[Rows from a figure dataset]
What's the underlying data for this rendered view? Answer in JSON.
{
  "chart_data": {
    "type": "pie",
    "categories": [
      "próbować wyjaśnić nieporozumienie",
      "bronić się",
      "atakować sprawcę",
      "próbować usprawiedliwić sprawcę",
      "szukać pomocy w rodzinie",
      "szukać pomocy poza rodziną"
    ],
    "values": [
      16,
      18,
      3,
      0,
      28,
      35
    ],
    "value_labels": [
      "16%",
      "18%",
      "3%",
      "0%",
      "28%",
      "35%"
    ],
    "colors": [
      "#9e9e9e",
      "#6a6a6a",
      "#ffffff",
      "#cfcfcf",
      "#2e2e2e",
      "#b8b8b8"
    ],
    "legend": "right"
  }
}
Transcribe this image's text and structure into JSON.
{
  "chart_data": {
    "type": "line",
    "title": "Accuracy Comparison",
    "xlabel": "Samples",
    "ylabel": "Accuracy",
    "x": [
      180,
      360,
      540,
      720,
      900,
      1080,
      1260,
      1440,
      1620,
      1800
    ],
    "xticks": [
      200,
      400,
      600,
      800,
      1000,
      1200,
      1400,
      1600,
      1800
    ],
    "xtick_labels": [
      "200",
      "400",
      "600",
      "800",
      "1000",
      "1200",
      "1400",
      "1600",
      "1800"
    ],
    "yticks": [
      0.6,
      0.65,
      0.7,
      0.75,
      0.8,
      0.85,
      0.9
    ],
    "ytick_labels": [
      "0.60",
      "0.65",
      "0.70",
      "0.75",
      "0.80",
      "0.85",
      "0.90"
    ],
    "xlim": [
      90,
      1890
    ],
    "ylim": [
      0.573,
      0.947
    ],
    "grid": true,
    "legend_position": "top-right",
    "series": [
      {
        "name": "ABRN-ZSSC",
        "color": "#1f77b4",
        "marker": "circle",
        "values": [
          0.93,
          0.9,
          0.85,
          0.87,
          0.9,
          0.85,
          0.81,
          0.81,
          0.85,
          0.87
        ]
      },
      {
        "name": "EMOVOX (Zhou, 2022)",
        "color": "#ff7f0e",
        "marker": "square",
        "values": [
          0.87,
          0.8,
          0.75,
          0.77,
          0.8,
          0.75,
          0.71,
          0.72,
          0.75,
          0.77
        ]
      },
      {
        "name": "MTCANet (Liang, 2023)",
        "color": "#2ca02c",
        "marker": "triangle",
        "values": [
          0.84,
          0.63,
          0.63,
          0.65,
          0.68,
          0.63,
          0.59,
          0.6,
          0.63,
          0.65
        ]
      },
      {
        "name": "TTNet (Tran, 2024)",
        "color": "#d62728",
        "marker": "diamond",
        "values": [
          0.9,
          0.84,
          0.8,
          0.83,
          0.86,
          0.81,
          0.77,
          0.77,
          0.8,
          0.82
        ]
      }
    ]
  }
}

● **STATED EXERCISE**
List every line from the entries above in which "sprawcę" appears.

● **WRITTEN ANSWER**
      "atakować sprawcę",
      "próbować usprawiedliwić sprawcę",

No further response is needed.